>> Start

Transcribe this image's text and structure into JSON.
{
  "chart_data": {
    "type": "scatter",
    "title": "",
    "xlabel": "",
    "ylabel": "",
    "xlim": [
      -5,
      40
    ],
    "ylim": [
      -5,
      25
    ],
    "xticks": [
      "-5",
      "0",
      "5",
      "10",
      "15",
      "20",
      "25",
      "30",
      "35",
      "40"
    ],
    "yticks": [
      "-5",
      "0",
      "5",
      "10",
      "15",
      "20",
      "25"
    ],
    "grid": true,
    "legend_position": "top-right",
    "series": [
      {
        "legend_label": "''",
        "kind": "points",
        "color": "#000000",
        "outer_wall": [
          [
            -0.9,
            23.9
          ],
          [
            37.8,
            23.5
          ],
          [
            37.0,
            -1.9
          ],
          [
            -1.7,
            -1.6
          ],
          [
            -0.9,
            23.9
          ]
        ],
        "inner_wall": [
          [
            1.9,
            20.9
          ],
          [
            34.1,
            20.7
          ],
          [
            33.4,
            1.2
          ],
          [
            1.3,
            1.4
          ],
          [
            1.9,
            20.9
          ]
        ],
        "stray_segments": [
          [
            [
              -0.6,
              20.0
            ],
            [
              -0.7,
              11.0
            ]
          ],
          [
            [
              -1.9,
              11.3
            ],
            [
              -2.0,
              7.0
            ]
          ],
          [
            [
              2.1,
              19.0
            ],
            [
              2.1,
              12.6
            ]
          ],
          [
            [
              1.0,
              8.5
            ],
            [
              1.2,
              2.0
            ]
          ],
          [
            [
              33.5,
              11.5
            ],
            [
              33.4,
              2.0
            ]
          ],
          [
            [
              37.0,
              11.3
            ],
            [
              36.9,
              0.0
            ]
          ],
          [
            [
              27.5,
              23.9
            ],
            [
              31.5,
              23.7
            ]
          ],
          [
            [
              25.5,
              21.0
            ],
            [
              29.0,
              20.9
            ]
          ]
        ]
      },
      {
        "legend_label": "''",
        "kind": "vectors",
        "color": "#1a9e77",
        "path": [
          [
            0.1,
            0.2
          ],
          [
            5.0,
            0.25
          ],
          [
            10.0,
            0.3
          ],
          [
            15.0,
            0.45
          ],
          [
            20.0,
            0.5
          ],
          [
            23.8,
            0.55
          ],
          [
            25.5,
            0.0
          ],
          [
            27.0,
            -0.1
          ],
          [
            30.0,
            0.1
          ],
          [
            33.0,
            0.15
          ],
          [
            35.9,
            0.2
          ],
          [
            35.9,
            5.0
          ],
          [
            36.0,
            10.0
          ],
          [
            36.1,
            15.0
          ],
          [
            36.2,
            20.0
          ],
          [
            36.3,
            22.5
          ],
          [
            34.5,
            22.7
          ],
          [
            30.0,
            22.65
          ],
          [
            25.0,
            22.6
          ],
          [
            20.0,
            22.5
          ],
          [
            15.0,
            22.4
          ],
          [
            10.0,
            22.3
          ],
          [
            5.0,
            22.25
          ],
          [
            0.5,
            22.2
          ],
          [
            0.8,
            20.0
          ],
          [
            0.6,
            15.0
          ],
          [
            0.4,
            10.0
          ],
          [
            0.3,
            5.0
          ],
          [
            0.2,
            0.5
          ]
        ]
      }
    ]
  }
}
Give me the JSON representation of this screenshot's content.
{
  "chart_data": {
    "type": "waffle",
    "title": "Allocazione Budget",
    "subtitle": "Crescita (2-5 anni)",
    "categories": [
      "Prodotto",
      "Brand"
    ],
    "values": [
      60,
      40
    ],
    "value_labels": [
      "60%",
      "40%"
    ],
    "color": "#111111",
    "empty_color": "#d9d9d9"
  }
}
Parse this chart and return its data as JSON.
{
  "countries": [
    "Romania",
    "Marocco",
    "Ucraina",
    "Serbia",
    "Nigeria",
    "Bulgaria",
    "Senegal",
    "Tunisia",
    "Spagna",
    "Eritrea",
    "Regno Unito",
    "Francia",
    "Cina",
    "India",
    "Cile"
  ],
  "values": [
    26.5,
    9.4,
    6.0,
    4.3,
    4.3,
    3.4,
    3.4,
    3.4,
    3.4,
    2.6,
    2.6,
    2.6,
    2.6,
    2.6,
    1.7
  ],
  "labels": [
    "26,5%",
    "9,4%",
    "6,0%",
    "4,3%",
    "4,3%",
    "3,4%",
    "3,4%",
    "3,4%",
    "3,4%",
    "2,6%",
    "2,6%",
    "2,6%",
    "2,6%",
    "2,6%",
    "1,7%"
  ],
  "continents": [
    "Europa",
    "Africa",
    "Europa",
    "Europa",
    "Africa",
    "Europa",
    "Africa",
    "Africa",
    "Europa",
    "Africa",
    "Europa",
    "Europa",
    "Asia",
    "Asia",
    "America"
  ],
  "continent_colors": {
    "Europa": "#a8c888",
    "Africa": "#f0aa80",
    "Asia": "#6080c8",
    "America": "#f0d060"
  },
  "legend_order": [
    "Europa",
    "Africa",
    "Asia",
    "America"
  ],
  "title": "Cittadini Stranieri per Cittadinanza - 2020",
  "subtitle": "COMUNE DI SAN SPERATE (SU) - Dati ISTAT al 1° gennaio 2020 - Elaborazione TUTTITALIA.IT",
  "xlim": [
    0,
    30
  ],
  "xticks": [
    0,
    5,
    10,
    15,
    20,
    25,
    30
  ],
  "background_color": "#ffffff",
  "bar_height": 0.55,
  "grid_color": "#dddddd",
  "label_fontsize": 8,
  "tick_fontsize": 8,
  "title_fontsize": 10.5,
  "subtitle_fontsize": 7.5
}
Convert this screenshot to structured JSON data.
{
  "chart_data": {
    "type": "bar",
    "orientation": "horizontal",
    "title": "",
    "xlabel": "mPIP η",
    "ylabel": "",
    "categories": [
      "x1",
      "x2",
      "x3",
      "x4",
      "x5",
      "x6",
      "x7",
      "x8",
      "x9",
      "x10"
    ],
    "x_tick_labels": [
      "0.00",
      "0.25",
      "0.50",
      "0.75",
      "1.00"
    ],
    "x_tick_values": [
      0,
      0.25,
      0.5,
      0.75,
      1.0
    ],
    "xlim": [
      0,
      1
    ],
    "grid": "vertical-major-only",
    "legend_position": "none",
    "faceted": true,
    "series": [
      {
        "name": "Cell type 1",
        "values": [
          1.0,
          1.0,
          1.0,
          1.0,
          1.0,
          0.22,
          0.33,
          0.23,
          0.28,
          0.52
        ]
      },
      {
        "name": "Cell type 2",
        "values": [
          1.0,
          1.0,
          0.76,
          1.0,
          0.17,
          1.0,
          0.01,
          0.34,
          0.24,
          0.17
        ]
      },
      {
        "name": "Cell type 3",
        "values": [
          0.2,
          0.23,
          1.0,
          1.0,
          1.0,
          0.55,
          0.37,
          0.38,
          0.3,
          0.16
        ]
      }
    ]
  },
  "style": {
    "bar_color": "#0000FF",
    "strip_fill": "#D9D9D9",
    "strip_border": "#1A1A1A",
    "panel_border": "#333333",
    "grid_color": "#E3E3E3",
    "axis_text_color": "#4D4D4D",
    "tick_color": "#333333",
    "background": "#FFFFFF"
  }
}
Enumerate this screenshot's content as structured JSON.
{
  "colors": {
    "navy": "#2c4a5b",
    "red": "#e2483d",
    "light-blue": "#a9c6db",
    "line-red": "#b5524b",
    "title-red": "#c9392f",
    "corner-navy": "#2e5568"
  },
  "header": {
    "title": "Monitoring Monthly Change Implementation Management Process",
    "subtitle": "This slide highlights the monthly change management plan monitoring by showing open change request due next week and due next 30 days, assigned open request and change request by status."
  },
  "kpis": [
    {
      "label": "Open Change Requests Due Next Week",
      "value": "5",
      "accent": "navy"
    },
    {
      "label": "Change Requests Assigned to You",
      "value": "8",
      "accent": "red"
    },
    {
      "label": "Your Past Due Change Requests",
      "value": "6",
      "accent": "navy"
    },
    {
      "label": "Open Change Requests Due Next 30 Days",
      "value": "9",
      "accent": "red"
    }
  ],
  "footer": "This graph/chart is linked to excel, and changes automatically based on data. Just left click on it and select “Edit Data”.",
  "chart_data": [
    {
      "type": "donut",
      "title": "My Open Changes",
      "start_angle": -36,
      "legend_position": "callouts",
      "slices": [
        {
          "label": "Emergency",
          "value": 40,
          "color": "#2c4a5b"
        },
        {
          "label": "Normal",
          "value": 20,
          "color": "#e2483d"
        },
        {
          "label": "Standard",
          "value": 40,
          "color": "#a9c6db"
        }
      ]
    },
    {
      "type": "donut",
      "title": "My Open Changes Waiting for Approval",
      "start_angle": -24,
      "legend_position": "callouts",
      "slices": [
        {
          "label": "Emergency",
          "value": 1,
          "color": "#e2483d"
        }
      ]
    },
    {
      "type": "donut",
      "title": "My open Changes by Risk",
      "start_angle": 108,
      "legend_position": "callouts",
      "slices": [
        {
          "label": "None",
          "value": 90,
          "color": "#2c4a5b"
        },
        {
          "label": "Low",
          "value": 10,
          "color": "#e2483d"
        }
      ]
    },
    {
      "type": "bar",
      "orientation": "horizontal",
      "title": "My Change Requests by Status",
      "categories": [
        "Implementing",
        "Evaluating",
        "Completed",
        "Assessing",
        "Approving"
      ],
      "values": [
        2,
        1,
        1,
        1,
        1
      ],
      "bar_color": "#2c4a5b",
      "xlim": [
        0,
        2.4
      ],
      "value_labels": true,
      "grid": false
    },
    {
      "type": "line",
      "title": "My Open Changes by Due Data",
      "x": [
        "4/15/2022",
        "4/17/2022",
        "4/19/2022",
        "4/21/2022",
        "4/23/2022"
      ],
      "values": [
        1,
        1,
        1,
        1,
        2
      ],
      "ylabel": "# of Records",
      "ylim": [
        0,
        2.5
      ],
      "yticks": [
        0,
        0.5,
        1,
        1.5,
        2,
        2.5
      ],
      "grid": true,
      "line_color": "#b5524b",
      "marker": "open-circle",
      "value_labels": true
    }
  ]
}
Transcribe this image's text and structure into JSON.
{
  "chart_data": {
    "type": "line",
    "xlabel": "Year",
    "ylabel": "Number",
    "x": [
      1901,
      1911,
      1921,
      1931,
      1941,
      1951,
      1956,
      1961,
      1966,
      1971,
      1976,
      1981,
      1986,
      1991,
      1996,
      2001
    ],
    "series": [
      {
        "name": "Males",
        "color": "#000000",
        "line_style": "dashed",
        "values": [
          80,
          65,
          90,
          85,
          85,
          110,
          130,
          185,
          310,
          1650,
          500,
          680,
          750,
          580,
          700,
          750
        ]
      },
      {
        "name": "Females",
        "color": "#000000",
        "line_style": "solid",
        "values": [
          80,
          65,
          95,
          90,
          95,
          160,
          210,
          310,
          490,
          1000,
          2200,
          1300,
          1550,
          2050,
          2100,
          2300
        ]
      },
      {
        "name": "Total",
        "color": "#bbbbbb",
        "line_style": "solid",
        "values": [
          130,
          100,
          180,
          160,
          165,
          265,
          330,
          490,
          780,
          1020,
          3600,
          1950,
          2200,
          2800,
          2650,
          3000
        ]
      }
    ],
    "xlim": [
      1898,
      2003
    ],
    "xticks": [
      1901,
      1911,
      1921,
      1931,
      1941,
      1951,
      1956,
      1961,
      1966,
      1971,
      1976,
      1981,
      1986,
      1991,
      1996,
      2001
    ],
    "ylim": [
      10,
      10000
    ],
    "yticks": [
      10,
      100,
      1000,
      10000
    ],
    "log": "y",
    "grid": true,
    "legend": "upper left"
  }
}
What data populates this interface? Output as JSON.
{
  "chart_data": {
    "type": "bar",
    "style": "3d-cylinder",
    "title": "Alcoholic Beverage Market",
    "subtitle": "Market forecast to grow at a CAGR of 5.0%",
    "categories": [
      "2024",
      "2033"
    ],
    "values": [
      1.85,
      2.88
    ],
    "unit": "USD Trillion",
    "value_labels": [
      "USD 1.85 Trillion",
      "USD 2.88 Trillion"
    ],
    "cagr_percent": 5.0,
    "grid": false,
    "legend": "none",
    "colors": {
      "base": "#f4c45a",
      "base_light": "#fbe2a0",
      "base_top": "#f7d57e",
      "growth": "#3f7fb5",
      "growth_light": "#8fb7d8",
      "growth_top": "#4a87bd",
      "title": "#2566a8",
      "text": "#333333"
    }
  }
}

>> End

_Prompt_: Lines of the material that contain the word "navy" are to be gathered.

_Result of this exercise_:
    "navy": "#2c4a5b",
    "corner-navy": "#2e5568"
      "accent": "navy"
      "accent": "navy"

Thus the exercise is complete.